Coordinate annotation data
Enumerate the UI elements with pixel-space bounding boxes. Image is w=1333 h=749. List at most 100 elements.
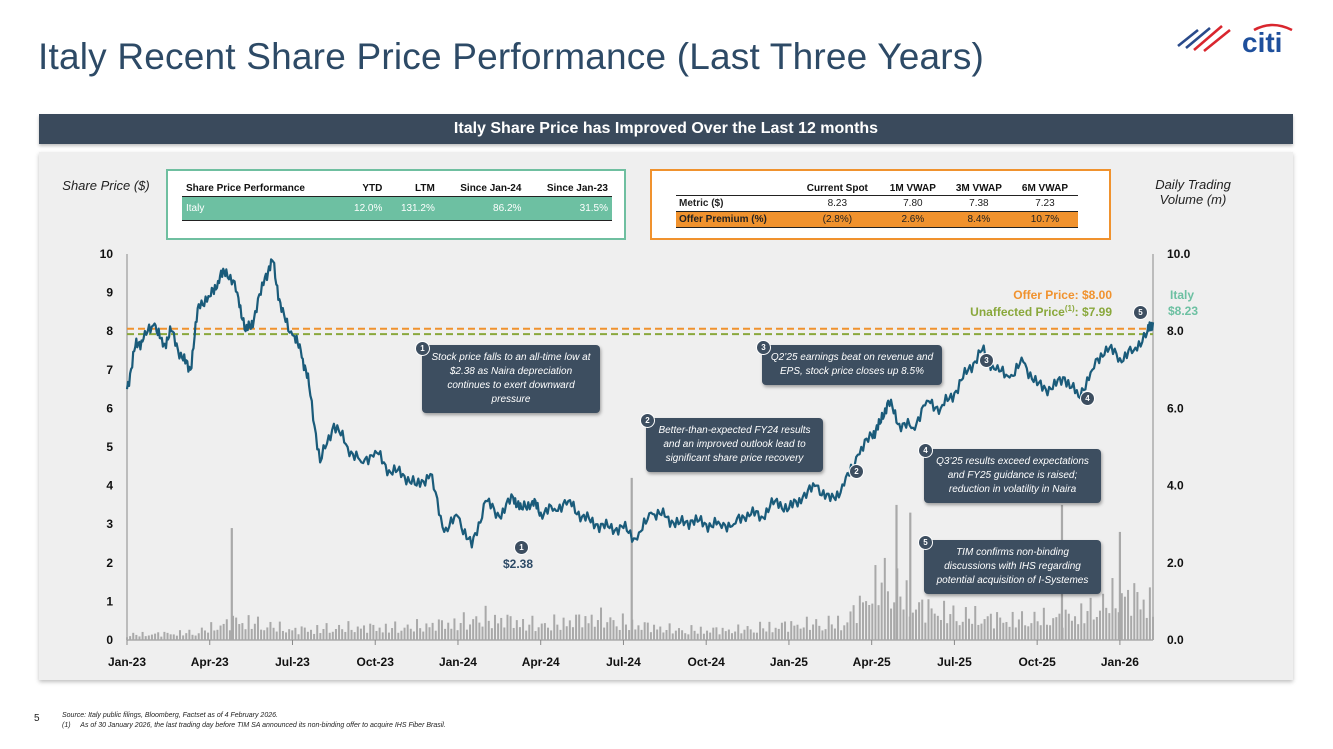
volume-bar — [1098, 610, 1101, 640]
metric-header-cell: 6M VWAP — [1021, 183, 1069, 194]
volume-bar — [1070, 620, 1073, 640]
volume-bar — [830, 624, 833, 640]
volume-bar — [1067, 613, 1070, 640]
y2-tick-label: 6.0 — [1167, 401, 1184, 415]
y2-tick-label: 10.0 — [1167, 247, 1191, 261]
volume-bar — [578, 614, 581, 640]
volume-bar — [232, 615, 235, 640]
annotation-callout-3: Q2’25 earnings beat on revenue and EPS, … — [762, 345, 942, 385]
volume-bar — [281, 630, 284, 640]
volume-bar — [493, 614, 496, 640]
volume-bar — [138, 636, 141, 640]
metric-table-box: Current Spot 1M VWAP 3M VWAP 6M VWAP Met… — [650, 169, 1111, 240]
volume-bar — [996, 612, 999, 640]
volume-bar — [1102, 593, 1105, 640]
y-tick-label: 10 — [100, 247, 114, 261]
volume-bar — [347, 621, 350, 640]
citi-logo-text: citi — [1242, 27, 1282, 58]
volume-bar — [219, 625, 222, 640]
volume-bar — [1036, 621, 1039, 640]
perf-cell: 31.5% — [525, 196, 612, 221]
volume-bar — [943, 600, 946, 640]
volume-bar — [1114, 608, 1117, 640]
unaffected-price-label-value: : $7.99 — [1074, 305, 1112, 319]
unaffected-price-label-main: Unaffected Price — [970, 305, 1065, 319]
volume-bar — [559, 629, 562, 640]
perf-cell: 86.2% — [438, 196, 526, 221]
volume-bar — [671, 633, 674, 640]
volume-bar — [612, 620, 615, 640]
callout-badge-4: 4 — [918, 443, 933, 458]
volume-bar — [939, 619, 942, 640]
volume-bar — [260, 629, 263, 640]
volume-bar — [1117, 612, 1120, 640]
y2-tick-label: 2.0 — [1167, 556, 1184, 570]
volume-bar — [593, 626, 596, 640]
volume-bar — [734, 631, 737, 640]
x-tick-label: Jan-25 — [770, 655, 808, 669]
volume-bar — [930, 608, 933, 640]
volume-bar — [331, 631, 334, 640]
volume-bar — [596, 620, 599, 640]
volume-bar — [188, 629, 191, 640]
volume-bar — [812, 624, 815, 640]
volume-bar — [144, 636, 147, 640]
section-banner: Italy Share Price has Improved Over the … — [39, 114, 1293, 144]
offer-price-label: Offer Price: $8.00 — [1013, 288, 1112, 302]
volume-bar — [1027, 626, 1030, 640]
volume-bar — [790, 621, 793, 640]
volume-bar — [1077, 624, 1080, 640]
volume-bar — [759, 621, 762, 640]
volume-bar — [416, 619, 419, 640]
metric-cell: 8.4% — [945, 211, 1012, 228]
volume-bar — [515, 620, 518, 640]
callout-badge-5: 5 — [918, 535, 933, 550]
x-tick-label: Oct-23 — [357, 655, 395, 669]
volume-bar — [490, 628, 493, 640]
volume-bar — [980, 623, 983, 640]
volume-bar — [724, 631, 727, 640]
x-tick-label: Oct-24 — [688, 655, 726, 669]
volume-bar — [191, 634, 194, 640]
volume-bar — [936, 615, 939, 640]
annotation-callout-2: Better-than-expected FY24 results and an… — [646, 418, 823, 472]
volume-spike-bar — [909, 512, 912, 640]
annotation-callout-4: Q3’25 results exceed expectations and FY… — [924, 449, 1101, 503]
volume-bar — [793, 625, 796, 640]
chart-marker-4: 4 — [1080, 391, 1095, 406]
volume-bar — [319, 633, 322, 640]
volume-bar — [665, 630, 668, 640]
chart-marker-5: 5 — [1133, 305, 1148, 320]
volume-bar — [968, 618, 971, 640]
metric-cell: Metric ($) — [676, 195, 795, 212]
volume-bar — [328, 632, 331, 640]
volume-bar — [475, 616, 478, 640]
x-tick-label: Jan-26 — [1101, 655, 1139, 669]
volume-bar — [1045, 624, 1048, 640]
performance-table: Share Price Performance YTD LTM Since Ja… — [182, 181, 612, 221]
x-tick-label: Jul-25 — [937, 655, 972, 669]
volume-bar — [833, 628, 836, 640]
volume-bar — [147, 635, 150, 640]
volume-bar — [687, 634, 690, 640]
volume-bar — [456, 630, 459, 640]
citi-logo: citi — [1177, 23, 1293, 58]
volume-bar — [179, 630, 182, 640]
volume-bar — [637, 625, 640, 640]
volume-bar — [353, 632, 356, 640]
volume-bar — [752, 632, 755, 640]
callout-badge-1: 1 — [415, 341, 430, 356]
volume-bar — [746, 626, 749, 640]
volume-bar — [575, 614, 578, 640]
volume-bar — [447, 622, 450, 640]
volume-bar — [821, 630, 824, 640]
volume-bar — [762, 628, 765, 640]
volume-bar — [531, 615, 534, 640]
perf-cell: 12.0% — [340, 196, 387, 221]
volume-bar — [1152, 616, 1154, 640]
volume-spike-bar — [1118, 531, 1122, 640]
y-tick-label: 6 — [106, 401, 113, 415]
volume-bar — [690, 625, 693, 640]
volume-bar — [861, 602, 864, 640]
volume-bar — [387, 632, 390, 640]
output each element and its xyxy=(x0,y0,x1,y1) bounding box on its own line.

** What you should do **
Return the lines of the data above exactly as they appear, leaving out the pictures.

** Task answer **
Enumerate the UI elements with pixel-space bounding boxes. Image is w=1333 h=749. List at most 100 elements.
volume-bar — [1098, 610, 1101, 640]
metric-header-cell: 6M VWAP — [1021, 183, 1069, 194]
volume-bar — [1070, 620, 1073, 640]
volume-bar — [830, 624, 833, 640]
volume-bar — [1067, 613, 1070, 640]
y2-tick-label: 6.0 — [1167, 401, 1184, 415]
y2-tick-label: 10.0 — [1167, 247, 1191, 261]
volume-bar — [578, 614, 581, 640]
volume-bar — [232, 615, 235, 640]
annotation-callout-3: Q2’25 earnings beat on revenue and EPS, … — [762, 345, 942, 385]
volume-bar — [281, 630, 284, 640]
volume-bar — [493, 614, 496, 640]
volume-bar — [138, 636, 141, 640]
metric-table-box: Current Spot 1M VWAP 3M VWAP 6M VWAP Met… — [650, 169, 1111, 240]
volume-bar — [996, 612, 999, 640]
volume-bar — [1102, 593, 1105, 640]
y-tick-label: 10 — [100, 247, 114, 261]
volume-bar — [347, 621, 350, 640]
citi-logo-text: citi — [1242, 27, 1282, 58]
volume-bar — [219, 625, 222, 640]
volume-bar — [1036, 621, 1039, 640]
perf-cell: 31.5% — [525, 196, 612, 221]
volume-bar — [943, 600, 946, 640]
volume-bar — [1114, 608, 1117, 640]
unaffected-price-label-value: : $7.99 — [1074, 305, 1112, 319]
unaffected-price-label-main: Unaffected Price — [970, 305, 1065, 319]
volume-bar — [559, 629, 562, 640]
perf-cell: 86.2% — [438, 196, 526, 221]
volume-bar — [671, 633, 674, 640]
volume-bar — [612, 620, 615, 640]
callout-badge-4: 4 — [918, 443, 933, 458]
volume-bar — [939, 619, 942, 640]
volume-bar — [260, 629, 263, 640]
volume-bar — [1117, 612, 1120, 640]
y2-tick-label: 2.0 — [1167, 556, 1184, 570]
volume-bar — [593, 626, 596, 640]
volume-bar — [734, 631, 737, 640]
x-tick-label: Jan-25 — [770, 655, 808, 669]
volume-bar — [930, 608, 933, 640]
volume-bar — [331, 631, 334, 640]
volume-bar — [596, 620, 599, 640]
volume-bar — [188, 629, 191, 640]
volume-bar — [812, 624, 815, 640]
volume-bar — [144, 636, 147, 640]
section-banner: Italy Share Price has Improved Over the … — [39, 114, 1293, 144]
offer-price-label: Offer Price: $8.00 — [1013, 288, 1112, 302]
volume-bar — [1027, 626, 1030, 640]
volume-bar — [790, 621, 793, 640]
volume-bar — [1077, 624, 1080, 640]
volume-bar — [759, 621, 762, 640]
volume-bar — [416, 619, 419, 640]
metric-cell: 8.4% — [945, 211, 1012, 228]
volume-bar — [515, 620, 518, 640]
callout-badge-5: 5 — [918, 535, 933, 550]
x-tick-label: Oct-23 — [357, 655, 395, 669]
volume-bar — [490, 628, 493, 640]
volume-bar — [980, 623, 983, 640]
volume-bar — [724, 631, 727, 640]
x-tick-label: Oct-24 — [688, 655, 726, 669]
volume-bar — [191, 634, 194, 640]
volume-bar — [936, 615, 939, 640]
annotation-callout-2: Better-than-expected FY24 results and an… — [646, 418, 823, 472]
volume-spike-bar — [909, 512, 912, 640]
annotation-callout-4: Q3’25 results exceed expectations and FY… — [924, 449, 1101, 503]
volume-bar — [793, 625, 796, 640]
chart-marker-4: 4 — [1080, 391, 1095, 406]
volume-bar — [319, 633, 322, 640]
volume-bar — [665, 630, 668, 640]
chart-marker-5: 5 — [1133, 305, 1148, 320]
volume-bar — [968, 618, 971, 640]
metric-cell: Metric ($) — [676, 195, 795, 212]
volume-bar — [328, 632, 331, 640]
volume-bar — [475, 616, 478, 640]
x-tick-label: Jan-26 — [1101, 655, 1139, 669]
volume-bar — [1045, 624, 1048, 640]
performance-table: Share Price Performance YTD LTM Since Ja… — [182, 181, 612, 221]
x-tick-label: Jul-25 — [937, 655, 972, 669]
volume-bar — [833, 628, 836, 640]
volume-bar — [147, 635, 150, 640]
volume-bar — [687, 634, 690, 640]
volume-bar — [456, 630, 459, 640]
citi-logo: citi — [1177, 23, 1293, 58]
volume-bar — [179, 630, 182, 640]
volume-bar — [637, 625, 640, 640]
volume-bar — [353, 632, 356, 640]
volume-bar — [752, 632, 755, 640]
callout-badge-1: 1 — [415, 341, 430, 356]
volume-bar — [746, 626, 749, 640]
volume-bar — [575, 614, 578, 640]
volume-bar — [447, 622, 450, 640]
volume-bar — [821, 630, 824, 640]
volume-bar — [762, 628, 765, 640]
volume-bar — [531, 615, 534, 640]
perf-cell: 12.0% — [340, 196, 387, 221]
volume-bar — [1152, 616, 1154, 640]
volume-spike-bar — [1118, 531, 1122, 640]
y-tick-label: 6 — [106, 401, 113, 415]
volume-bar — [690, 625, 693, 640]
volume-bar — [861, 602, 864, 640]
volume-bar — [387, 632, 390, 640]
output each element and its xyxy=(x0,y0,x1,y1) bounding box on its own line.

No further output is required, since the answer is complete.